What you will do: Look for "Extract the structured" in the listing below, then copy exactly the line it appears in and all lines after it to the end, and nothing more.

Entries from a dataset:
===============

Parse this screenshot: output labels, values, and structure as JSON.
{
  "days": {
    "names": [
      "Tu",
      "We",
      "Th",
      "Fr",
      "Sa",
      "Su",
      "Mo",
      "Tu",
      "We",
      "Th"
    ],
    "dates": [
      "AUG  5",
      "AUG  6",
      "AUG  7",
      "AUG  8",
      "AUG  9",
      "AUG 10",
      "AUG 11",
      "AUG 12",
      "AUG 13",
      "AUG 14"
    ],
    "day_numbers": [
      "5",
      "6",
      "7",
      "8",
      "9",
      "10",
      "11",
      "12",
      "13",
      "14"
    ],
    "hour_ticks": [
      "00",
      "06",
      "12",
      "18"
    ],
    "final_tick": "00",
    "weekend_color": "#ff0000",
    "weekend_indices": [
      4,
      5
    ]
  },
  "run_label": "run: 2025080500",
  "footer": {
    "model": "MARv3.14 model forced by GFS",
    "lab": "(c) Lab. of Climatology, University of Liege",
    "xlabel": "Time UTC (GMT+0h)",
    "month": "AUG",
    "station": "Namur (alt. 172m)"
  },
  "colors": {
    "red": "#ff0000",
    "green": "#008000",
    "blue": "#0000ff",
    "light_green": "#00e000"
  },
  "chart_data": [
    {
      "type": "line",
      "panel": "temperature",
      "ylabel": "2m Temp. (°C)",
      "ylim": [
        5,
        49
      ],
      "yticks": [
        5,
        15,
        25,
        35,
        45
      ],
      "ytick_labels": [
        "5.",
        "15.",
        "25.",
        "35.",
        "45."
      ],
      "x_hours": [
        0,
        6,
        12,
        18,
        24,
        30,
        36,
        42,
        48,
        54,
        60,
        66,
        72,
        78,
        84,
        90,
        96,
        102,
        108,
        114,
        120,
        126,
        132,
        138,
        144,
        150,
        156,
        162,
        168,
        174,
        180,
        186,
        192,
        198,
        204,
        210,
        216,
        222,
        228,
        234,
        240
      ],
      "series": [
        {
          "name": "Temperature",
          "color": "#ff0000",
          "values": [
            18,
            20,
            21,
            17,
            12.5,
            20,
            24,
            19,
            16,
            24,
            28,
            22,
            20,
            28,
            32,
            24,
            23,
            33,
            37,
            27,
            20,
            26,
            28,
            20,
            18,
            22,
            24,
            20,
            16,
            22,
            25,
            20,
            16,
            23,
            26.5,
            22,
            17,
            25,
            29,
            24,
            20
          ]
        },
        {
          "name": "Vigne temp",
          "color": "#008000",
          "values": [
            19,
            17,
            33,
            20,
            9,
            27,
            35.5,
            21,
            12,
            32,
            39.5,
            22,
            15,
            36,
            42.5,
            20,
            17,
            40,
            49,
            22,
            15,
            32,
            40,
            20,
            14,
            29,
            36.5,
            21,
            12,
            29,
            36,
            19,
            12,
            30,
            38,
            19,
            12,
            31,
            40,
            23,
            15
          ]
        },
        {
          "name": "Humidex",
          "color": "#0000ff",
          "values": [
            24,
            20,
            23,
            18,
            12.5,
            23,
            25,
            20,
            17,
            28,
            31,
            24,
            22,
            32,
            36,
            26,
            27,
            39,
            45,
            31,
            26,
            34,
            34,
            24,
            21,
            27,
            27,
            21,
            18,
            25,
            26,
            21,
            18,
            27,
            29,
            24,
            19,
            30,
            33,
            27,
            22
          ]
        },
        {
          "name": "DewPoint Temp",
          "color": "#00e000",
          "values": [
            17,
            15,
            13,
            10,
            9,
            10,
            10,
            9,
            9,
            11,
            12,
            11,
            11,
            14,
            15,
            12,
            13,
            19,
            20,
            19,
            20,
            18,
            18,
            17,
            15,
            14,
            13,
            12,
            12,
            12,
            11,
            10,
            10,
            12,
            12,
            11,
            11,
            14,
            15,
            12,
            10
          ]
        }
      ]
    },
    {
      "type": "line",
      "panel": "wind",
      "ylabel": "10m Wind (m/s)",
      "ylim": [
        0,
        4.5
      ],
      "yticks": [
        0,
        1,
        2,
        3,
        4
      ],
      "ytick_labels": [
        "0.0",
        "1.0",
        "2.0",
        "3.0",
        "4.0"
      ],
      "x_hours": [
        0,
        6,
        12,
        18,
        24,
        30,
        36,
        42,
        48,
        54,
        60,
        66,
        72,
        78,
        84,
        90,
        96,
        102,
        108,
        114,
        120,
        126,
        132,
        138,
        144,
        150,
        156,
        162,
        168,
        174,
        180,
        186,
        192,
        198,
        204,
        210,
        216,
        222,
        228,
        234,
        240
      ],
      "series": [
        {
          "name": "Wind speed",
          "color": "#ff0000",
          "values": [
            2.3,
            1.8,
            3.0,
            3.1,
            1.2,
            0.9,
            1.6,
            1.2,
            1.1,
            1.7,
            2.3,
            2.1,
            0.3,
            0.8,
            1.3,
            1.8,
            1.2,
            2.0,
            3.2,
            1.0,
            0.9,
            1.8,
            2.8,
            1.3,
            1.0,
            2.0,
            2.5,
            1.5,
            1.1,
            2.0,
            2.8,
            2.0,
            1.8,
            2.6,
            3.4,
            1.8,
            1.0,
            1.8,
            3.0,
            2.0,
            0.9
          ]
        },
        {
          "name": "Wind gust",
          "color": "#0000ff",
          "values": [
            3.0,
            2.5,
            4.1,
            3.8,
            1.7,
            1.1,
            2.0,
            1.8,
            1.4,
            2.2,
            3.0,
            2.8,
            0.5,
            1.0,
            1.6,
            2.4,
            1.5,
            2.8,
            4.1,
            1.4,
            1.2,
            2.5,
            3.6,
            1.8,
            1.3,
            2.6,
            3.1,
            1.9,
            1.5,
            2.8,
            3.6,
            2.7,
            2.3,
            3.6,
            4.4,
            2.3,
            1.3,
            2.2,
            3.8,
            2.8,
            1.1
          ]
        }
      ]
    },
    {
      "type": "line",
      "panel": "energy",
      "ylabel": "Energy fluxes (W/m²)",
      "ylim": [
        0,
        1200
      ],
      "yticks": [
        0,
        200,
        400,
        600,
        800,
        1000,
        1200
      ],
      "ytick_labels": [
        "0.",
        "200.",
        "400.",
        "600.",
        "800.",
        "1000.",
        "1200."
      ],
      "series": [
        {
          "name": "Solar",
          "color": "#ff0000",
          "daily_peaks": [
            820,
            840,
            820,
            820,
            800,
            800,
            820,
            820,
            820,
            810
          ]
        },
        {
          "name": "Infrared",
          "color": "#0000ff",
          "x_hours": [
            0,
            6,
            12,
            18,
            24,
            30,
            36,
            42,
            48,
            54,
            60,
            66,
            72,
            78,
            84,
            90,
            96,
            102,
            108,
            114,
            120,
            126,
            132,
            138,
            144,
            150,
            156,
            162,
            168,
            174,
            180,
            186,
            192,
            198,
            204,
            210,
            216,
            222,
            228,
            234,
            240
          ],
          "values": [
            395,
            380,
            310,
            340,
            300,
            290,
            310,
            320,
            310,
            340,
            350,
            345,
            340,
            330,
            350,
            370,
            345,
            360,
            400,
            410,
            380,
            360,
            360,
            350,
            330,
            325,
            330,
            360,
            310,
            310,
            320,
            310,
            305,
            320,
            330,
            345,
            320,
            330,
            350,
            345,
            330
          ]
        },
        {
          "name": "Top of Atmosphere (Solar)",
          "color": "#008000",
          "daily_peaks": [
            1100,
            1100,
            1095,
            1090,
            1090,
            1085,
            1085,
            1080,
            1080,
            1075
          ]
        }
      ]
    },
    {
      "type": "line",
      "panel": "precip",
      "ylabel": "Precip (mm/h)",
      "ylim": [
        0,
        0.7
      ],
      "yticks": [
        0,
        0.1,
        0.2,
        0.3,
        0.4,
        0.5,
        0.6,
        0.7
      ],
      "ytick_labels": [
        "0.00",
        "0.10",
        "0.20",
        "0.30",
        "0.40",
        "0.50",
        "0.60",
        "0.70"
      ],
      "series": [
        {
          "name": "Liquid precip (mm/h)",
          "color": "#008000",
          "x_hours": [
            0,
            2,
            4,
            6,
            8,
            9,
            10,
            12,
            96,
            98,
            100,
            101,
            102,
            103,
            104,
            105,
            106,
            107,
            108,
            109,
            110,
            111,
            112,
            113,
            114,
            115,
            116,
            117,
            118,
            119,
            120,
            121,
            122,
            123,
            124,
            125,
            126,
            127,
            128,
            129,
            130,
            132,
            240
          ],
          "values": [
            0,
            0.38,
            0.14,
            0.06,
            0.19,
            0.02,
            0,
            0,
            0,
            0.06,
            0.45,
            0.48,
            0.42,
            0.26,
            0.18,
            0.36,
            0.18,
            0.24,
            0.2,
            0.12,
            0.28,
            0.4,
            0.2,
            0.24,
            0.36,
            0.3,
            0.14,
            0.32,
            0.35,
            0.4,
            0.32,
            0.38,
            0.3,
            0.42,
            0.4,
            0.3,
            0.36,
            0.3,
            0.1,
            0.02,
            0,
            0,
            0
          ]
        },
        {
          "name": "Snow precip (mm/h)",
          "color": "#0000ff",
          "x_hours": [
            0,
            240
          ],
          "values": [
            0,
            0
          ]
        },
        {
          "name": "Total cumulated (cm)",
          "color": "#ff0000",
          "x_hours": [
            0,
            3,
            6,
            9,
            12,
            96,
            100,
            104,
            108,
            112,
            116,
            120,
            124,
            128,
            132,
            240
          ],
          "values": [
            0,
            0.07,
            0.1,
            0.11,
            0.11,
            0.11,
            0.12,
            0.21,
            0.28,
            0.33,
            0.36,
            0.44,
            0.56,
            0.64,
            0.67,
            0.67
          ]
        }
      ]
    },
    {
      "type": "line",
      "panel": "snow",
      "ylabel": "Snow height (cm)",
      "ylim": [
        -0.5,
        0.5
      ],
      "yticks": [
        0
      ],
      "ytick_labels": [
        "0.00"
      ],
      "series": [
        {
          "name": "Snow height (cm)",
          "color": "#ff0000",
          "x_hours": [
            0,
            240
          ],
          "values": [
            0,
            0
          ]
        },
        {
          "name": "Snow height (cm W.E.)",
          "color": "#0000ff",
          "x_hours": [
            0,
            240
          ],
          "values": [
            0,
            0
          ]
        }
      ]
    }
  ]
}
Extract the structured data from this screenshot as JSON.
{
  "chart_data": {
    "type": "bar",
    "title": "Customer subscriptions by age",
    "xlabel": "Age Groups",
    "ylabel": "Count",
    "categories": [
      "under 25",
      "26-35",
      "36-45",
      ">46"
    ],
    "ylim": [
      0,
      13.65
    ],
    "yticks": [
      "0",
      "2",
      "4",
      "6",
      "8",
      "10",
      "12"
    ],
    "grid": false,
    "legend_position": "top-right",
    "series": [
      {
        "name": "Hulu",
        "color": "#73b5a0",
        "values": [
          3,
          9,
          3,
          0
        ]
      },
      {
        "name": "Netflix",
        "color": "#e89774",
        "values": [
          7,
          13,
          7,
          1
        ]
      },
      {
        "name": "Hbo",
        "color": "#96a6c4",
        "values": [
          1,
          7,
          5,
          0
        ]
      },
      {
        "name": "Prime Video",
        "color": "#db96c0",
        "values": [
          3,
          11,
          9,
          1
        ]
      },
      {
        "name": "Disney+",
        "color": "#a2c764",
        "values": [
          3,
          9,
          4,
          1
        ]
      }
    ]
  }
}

===============

Task solution:
Extract the structured data from this screenshot as JSON.
{
  "chart_data": {
    "type": "bar",
    "title": "Customer subscriptions by age",
    "xlabel": "Age Groups",
    "ylabel": "Count",
    "categories": [
      "under 25",
      "26-35",
      "36-45",
      ">46"
    ],
    "ylim": [
      0,
      13.65
    ],
    "yticks": [
      "0",
      "2",
      "4",
      "6",
      "8",
      "10",
      "12"
    ],
    "grid": false,
    "legend_position": "top-right",
    "series": [
      {
        "name": "Hulu",
        "color": "#73b5a0",
        "values": [
          3,
          9,
          3,
          0
        ]
      },
      {
        "name": "Netflix",
        "color": "#e89774",
        "values": [
          7,
          13,
          7,
          1
        ]
      },
      {
        "name": "Hbo",
        "color": "#96a6c4",
        "values": [
          1,
          7,
          5,
          0
        ]
      },
      {
        "name": "Prime Video",
        "color": "#db96c0",
        "values": [
          3,
          11,
          9,
          1
        ]
      },
      {
        "name": "Disney+",
        "color": "#a2c764",
        "values": [
          3,
          9,
          4,
          1
        ]
      }
    ]
  }
}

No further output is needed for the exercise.